- _WHAT TO DO_:
Give every line of the data again, unchanged, but with no pictures.

<<<<

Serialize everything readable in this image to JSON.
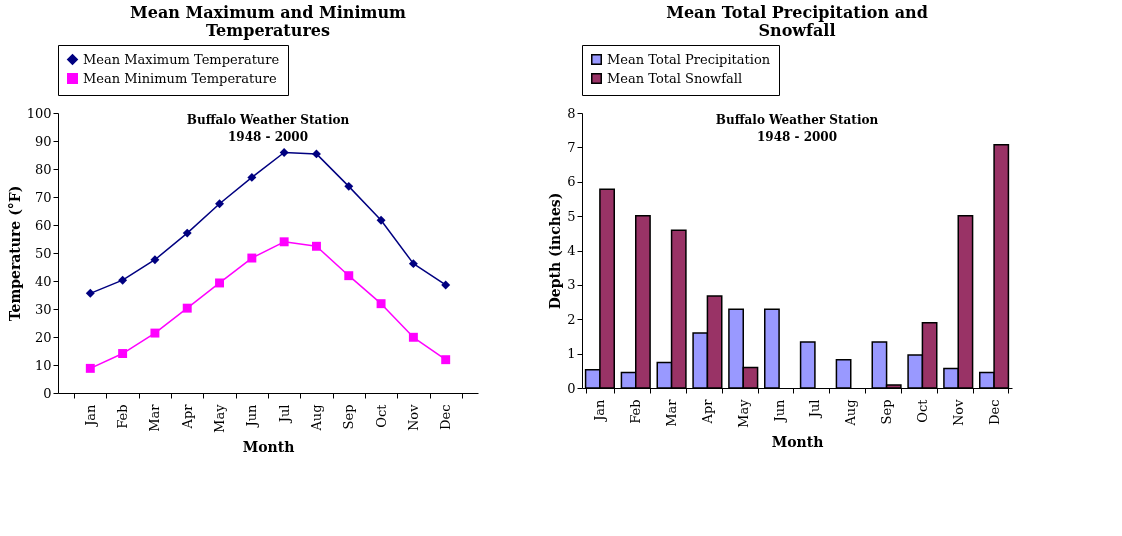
{
  "chart_data": [
    {
      "type": "line",
      "title": "Mean Maximum and Minimum Temperatures",
      "subtitle": "Buffalo Weather Station\n1948 - 2000",
      "xlabel": "Month",
      "ylabel": "Temperature (°F)",
      "categories": [
        "Jan",
        "Feb",
        "Mar",
        "Apr",
        "May",
        "Jun",
        "Jul",
        "Aug",
        "Sep",
        "Oct",
        "Nov",
        "Dec"
      ],
      "series": [
        {
          "name": "Mean Maximum Temperature",
          "color": "#000080",
          "marker": "diamond",
          "values": [
            35.6,
            40.3,
            47.6,
            57.1,
            67.6,
            77,
            85.9,
            85.4,
            73.8,
            61.7,
            46.2,
            38.6
          ]
        },
        {
          "name": "Mean Minimum Temperature",
          "color": "#ff00ff",
          "marker": "square",
          "values": [
            8.8,
            14.1,
            21.4,
            30.3,
            39.3,
            48.2,
            54,
            52.4,
            41.9,
            31.9,
            19.9,
            11.9
          ]
        }
      ],
      "ylim": [
        0,
        100
      ],
      "yticks": [
        0,
        10,
        20,
        30,
        40,
        50,
        60,
        70,
        80,
        90,
        100
      ],
      "grid": false,
      "legend": "top"
    },
    {
      "type": "bar",
      "title": "Mean Total Precipitation and Snowfall",
      "subtitle": "Buffalo Weather Station\n1948 - 2000",
      "xlabel": "Month",
      "ylabel": "Depth (inches)",
      "categories": [
        "Jan",
        "Feb",
        "Mar",
        "Apr",
        "May",
        "Jun",
        "Jul",
        "Aug",
        "Sep",
        "Oct",
        "Nov",
        "Dec"
      ],
      "series": [
        {
          "name": "Mean Total Precipitation",
          "color": "#9999ff",
          "values": [
            0.53,
            0.45,
            0.74,
            1.6,
            2.29,
            2.29,
            1.34,
            0.82,
            1.34,
            0.96,
            0.57,
            0.45
          ]
        },
        {
          "name": "Mean Total Snowfall",
          "color": "#993366",
          "values": [
            5.78,
            5.01,
            4.59,
            2.68,
            0.6,
            0,
            0,
            0,
            0.09,
            1.9,
            5.01,
            7.08
          ]
        }
      ],
      "ylim": [
        0,
        8
      ],
      "yticks": [
        0,
        1,
        2,
        3,
        4,
        5,
        6,
        7,
        8
      ],
      "grid": false,
      "legend": "top"
    }
  ]
}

>>>>

- _WRITTEN SOLUTION_:
Serialize everything readable in this image to JSON.
{
  "chart_data": [
    {
      "type": "line",
      "title": "Mean Maximum and Minimum Temperatures",
      "subtitle": "Buffalo Weather Station\n1948 - 2000",
      "xlabel": "Month",
      "ylabel": "Temperature (°F)",
      "categories": [
        "Jan",
        "Feb",
        "Mar",
        "Apr",
        "May",
        "Jun",
        "Jul",
        "Aug",
        "Sep",
        "Oct",
        "Nov",
        "Dec"
      ],
      "series": [
        {
          "name": "Mean Maximum Temperature",
          "color": "#000080",
          "marker": "diamond",
          "values": [
            35.6,
            40.3,
            47.6,
            57.1,
            67.6,
            77,
            85.9,
            85.4,
            73.8,
            61.7,
            46.2,
            38.6
          ]
        },
        {
          "name": "Mean Minimum Temperature",
          "color": "#ff00ff",
          "marker": "square",
          "values": [
            8.8,
            14.1,
            21.4,
            30.3,
            39.3,
            48.2,
            54,
            52.4,
            41.9,
            31.9,
            19.9,
            11.9
          ]
        }
      ],
      "ylim": [
        0,
        100
      ],
      "yticks": [
        0,
        10,
        20,
        30,
        40,
        50,
        60,
        70,
        80,
        90,
        100
      ],
      "grid": false,
      "legend": "top"
    },
    {
      "type": "bar",
      "title": "Mean Total Precipitation and Snowfall",
      "subtitle": "Buffalo Weather Station\n1948 - 2000",
      "xlabel": "Month",
      "ylabel": "Depth (inches)",
      "categories": [
        "Jan",
        "Feb",
        "Mar",
        "Apr",
        "May",
        "Jun",
        "Jul",
        "Aug",
        "Sep",
        "Oct",
        "Nov",
        "Dec"
      ],
      "series": [
        {
          "name": "Mean Total Precipitation",
          "color": "#9999ff",
          "values": [
            0.53,
            0.45,
            0.74,
            1.6,
            2.29,
            2.29,
            1.34,
            0.82,
            1.34,
            0.96,
            0.57,
            0.45
          ]
        },
        {
          "name": "Mean Total Snowfall",
          "color": "#993366",
          "values": [
            5.78,
            5.01,
            4.59,
            2.68,
            0.6,
            0,
            0,
            0,
            0.09,
            1.9,
            5.01,
            7.08
          ]
        }
      ],
      "ylim": [
        0,
        8
      ],
      "yticks": [
        0,
        1,
        2,
        3,
        4,
        5,
        6,
        7,
        8
      ],
      "grid": false,
      "legend": "top"
    }
  ]
}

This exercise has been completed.